#### TASK DATA ####

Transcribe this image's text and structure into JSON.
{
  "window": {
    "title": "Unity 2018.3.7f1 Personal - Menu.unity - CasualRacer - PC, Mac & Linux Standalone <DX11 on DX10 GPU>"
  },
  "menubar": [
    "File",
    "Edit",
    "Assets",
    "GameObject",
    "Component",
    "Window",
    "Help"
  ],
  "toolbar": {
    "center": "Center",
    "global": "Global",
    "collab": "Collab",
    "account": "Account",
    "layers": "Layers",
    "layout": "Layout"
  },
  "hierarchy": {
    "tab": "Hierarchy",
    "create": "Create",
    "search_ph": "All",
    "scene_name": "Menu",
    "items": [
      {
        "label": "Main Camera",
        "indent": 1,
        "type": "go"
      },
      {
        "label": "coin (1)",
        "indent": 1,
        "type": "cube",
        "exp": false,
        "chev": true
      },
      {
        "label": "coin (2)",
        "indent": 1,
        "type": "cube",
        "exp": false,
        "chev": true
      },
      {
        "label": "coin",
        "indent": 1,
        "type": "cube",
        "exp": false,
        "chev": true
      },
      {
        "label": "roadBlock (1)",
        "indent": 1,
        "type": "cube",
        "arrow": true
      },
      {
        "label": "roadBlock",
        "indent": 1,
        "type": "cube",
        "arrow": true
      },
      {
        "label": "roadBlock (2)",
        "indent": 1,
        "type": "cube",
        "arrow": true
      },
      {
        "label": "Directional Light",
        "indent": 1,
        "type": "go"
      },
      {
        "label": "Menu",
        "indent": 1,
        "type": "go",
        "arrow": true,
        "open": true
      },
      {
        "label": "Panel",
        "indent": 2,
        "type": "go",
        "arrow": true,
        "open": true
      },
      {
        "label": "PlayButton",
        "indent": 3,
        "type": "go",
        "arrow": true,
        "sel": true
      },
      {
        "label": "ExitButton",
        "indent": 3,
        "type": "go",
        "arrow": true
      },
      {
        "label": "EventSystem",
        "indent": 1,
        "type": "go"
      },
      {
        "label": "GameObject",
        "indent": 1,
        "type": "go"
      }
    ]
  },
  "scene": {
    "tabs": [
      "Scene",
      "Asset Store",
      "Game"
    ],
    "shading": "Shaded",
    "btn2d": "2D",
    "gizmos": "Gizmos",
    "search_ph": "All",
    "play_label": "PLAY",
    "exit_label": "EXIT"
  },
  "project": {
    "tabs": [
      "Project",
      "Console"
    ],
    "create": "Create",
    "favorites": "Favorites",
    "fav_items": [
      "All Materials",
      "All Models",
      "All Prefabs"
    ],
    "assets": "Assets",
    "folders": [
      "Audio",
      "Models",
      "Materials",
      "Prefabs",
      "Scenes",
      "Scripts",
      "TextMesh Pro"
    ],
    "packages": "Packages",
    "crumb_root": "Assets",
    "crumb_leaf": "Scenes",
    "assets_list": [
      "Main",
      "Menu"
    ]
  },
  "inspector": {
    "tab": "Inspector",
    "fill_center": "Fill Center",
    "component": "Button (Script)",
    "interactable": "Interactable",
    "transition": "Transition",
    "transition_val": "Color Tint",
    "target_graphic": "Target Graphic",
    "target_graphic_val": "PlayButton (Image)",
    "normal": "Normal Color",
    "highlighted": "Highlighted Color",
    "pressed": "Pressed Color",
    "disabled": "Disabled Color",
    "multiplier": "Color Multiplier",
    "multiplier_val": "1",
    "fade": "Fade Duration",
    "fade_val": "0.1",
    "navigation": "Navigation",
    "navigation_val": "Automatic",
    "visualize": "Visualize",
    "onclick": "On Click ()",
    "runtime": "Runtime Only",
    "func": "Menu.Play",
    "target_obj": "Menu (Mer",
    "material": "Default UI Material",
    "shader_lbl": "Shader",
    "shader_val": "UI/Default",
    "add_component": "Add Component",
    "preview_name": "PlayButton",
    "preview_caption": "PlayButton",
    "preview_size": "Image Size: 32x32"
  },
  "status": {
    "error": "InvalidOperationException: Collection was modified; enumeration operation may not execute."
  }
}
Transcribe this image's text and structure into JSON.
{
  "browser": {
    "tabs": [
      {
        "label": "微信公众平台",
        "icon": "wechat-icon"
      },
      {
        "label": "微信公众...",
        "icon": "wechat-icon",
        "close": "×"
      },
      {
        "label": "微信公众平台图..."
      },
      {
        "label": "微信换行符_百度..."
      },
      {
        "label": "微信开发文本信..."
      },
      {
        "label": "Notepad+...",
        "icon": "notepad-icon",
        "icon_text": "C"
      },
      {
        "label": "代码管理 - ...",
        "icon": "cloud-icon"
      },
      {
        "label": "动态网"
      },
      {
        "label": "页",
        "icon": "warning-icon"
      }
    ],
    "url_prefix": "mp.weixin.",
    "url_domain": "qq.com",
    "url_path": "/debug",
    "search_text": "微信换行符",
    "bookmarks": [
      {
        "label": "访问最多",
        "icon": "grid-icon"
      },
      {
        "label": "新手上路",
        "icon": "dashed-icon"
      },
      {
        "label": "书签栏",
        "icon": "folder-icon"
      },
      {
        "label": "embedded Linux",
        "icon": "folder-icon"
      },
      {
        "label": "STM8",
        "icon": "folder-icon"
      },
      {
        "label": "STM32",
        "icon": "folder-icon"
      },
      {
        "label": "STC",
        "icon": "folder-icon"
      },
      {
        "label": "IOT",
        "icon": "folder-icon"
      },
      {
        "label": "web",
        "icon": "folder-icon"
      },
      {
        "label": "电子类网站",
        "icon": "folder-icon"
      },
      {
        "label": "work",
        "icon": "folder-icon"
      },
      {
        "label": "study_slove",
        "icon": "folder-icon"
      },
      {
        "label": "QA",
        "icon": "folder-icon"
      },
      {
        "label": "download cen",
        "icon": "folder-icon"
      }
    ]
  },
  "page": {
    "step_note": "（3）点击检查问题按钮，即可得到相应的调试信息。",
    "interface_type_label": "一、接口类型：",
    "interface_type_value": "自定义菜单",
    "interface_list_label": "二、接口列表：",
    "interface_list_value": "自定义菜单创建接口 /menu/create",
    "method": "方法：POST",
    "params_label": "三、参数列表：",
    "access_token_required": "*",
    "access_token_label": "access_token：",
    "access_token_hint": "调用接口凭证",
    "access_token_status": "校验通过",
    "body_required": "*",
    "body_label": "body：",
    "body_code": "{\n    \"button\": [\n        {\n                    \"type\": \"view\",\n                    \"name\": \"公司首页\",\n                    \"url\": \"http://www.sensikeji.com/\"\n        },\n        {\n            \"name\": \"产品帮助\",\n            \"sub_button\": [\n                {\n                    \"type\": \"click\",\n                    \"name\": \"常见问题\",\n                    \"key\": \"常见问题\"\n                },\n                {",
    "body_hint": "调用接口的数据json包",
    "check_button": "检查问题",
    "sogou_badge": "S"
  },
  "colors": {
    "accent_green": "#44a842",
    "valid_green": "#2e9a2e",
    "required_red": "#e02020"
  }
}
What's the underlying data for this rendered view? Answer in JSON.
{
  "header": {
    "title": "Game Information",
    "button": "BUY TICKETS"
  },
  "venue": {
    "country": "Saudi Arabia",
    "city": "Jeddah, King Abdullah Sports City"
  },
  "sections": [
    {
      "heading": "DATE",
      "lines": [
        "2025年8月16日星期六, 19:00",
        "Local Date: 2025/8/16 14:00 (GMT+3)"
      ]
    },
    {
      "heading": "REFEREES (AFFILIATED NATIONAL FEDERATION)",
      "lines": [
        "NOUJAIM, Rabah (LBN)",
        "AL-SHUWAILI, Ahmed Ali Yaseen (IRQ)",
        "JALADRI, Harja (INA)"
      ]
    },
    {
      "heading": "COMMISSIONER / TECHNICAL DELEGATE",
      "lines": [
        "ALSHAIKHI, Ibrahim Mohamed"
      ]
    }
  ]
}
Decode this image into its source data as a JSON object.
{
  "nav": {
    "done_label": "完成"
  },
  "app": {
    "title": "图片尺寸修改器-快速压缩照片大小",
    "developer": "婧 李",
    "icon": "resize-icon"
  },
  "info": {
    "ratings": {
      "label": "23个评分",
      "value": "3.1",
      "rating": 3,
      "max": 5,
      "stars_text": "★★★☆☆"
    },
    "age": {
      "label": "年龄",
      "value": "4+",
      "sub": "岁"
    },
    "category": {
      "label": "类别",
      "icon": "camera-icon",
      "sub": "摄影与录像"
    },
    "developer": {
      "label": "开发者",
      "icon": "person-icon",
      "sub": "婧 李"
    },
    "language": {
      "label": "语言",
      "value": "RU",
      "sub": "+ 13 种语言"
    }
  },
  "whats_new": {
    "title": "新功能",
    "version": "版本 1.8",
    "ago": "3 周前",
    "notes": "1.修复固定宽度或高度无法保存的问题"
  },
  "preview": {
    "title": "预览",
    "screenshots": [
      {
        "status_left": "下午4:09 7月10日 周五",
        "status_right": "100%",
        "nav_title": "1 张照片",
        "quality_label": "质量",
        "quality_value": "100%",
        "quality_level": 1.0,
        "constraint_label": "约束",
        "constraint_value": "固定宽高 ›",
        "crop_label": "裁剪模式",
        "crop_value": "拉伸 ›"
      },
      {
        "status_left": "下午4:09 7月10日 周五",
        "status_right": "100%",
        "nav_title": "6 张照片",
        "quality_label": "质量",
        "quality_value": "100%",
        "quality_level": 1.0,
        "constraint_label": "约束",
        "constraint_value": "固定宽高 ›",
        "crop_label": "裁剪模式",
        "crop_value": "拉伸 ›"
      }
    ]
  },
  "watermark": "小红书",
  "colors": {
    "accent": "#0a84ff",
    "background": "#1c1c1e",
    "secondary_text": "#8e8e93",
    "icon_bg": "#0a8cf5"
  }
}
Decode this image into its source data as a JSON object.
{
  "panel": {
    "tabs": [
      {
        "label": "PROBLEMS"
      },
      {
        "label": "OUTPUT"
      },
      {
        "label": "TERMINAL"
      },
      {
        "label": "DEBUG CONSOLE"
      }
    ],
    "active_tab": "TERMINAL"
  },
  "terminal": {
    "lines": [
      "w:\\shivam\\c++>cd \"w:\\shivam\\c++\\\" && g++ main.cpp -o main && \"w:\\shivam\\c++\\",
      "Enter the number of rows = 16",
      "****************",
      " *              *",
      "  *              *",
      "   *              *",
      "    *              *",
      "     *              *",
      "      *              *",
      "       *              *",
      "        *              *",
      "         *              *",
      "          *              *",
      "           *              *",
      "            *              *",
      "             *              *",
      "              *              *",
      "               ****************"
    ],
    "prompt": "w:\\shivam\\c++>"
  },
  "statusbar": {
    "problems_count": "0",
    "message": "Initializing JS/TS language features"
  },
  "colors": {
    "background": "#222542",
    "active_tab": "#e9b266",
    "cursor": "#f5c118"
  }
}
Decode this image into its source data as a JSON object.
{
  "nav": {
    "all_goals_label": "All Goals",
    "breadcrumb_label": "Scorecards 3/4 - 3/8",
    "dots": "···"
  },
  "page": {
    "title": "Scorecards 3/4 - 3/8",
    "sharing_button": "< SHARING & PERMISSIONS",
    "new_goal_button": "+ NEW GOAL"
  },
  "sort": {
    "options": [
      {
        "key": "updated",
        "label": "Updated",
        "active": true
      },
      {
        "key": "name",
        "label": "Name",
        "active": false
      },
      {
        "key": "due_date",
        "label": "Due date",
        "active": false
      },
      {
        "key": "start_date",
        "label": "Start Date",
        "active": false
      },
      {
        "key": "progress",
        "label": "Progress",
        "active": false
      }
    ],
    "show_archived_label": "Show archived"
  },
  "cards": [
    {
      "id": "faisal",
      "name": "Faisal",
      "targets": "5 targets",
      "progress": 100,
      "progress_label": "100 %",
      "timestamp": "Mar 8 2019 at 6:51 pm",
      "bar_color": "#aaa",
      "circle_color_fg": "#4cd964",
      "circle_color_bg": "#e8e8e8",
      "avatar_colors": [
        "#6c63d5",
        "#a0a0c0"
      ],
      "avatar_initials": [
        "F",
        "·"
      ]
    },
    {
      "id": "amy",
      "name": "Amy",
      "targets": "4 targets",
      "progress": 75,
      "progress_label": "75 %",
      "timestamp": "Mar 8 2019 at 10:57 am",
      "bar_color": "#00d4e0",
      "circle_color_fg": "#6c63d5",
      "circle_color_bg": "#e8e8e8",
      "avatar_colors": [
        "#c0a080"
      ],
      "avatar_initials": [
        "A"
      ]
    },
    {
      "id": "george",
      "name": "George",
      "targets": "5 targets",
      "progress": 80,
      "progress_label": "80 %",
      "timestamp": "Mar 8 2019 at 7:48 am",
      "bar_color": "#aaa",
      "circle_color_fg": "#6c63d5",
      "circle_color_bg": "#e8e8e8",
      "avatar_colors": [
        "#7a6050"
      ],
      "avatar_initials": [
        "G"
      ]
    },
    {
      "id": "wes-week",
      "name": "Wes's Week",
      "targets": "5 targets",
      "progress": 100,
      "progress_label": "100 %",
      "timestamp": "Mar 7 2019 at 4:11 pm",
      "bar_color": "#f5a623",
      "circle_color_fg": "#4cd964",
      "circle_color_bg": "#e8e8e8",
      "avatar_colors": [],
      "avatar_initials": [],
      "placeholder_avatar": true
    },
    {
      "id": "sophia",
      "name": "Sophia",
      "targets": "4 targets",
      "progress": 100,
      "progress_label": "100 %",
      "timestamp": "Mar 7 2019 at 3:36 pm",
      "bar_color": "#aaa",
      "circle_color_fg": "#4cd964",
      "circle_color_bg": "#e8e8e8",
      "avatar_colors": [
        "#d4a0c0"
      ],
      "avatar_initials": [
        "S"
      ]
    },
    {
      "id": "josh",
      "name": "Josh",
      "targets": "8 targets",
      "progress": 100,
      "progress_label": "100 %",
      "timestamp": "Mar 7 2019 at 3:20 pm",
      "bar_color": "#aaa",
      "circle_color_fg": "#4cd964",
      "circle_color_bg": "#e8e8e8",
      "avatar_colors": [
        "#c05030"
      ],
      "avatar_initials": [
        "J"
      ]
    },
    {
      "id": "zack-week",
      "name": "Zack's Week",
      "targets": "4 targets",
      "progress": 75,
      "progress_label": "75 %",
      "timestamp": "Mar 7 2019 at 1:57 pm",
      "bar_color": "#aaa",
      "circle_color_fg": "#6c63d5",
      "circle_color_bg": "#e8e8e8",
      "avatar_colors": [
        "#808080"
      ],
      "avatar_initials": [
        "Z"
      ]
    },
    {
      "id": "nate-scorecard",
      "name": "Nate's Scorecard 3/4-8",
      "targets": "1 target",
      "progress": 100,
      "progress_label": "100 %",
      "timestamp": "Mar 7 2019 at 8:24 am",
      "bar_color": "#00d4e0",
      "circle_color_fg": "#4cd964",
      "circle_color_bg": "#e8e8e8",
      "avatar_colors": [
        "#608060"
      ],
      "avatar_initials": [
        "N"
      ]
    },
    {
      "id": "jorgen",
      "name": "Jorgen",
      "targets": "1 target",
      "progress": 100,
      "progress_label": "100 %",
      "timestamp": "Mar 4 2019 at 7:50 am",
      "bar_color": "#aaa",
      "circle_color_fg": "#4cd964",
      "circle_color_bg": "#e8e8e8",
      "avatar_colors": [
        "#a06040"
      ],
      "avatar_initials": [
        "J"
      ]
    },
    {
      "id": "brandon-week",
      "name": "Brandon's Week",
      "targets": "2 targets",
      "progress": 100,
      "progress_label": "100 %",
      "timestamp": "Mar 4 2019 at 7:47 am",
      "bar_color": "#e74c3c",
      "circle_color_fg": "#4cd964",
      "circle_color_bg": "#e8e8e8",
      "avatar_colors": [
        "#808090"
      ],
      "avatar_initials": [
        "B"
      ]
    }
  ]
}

####

AIM OF THE EXERCISE
Write the number of lines containing the word "background" and nothing besides it.

ANSWER
2